--- Start of Extracted entries ---

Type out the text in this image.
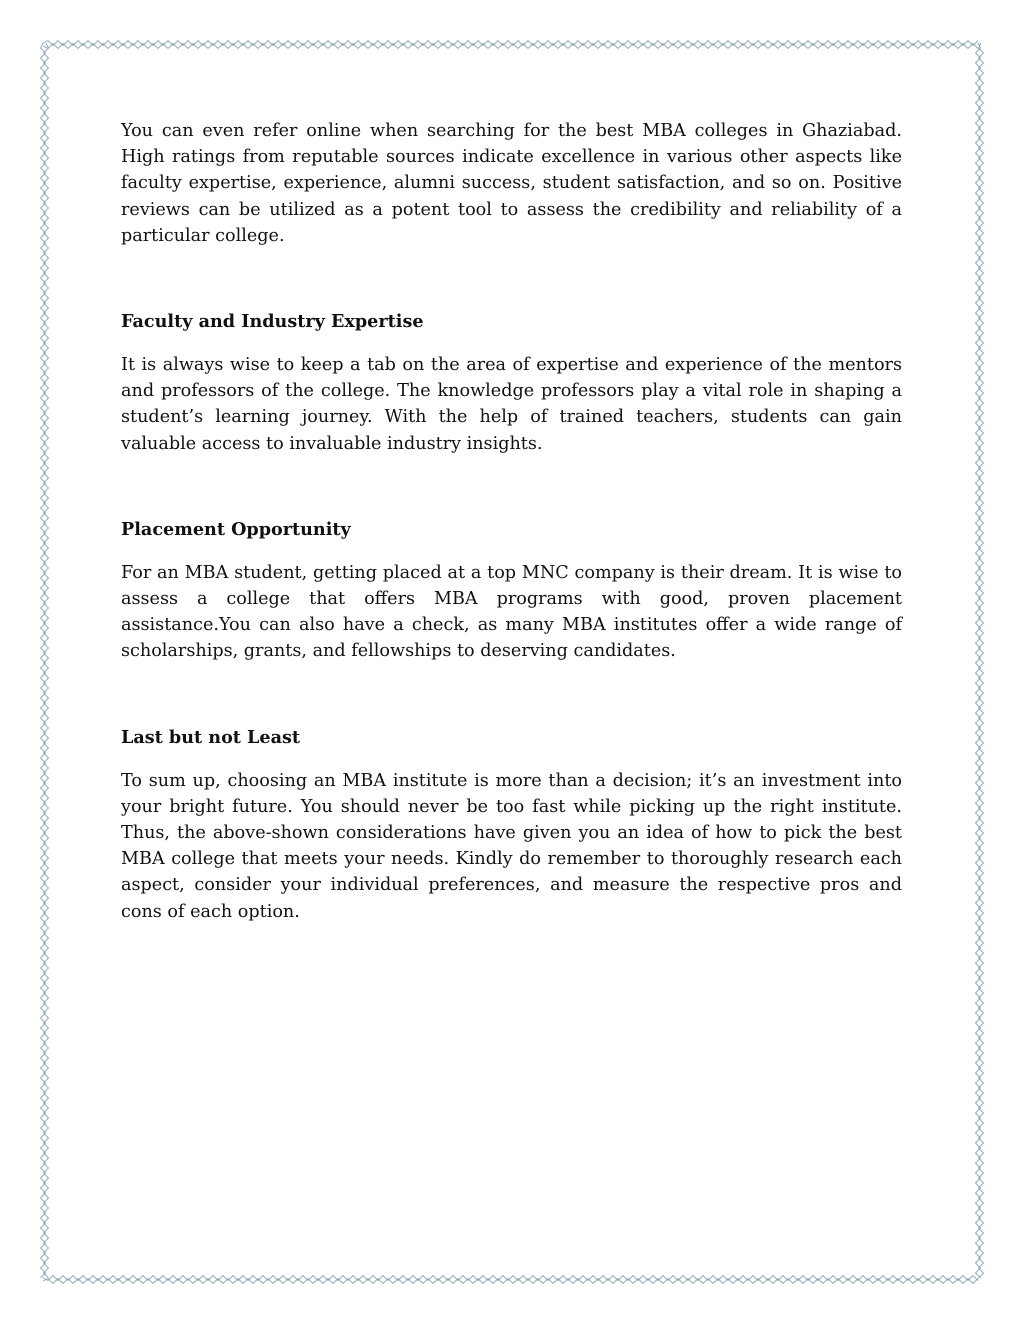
You can even refer online when searching for the best MBA colleges in Ghaziabad. High ratings from reputable sources indicate excellence in various other aspects like faculty expertise, experience, alumni success, student satisfaction, and so on. Positive reviews can be utilized as a potent tool to assess the credibility and reliability of a particular college.

Faculty and Industry Expertise

It is always wise to keep a tab on the area of expertise and experience of the mentors and professors of the college. The knowledge professors play a vital role in shaping a student’s learning journey. With the help of trained teachers, students can gain valuable access to invaluable industry insights.

Placement Opportunity

For an MBA student, getting placed at a top MNC company is their dream. It is wise to assess a college that offers MBA programs with good, proven placement assistance.You can also have a check, as many MBA institutes offer a wide range of scholarships, grants, and fellowships to deserving candidates.

Last but not Least

To sum up, choosing an MBA institute is more than a decision; it’s an investment into your bright future. You should never be too fast while picking up the right institute. Thus, the above-shown considerations have given you an idea of how to pick the best MBA college that meets your needs. Kindly do remember to thoroughly research each aspect, consider your individual preferences, and measure the respective pros and cons of each option.
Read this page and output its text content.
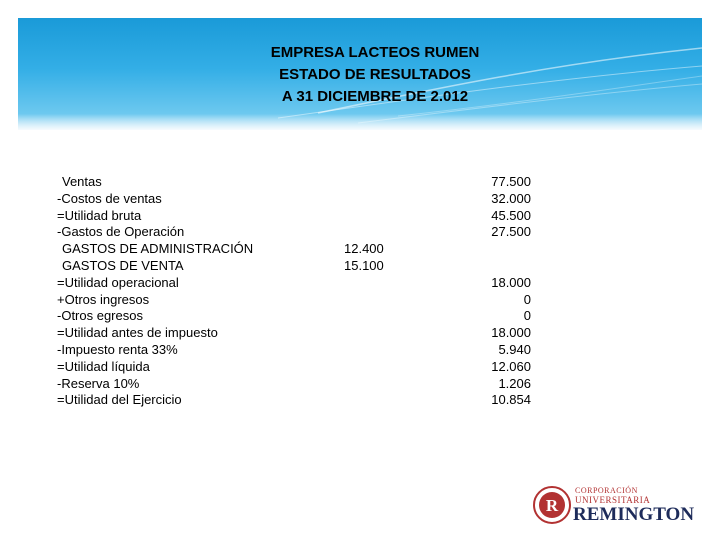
EMPRESA LACTEOS RUMEN
ESTADO DE RESULTADOS
A 31 DICIEMBRE DE 2.012
Ventas
-Costos de ventas
=Utilidad bruta
-Gastos de Operación
GASTOS DE ADMINISTRACIÓN
GASTOS DE VENTA
=Utilidad operacional
+Otros ingresos
-Otros egresos
=Utilidad antes de impuesto
-Impuesto renta 33%
=Utilidad líquida
-Reserva 10%
=Utilidad del Ejercicio
12.400
15.100
77.500
32.000
45.500
27.500
18.000
0
0
18.000
5.940
12.060
1.206
10.854
R
CORPORACIÓN
UNIVERSITARIA
REMINGTON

--- End of Extracted entries ---

What is being asked: Copy all the lines above that hold the string "experience".

The reply:
You can even refer online when searching for the best MBA colleges in Ghaziabad. High ratings from reputable sources indicate excellence in various other aspects like faculty expertise, experience, alumni success, student satisfaction, and so on. Positive reviews can be utilized as a potent tool to assess the credibility and reliability of a particular college.
It is always wise to keep a tab on the area of expertise and experience of the mentors and professors of the college. The knowledge professors play a vital role in shaping a student’s learning journey. With the help of trained teachers, students can gain valuable access to invaluable industry insights.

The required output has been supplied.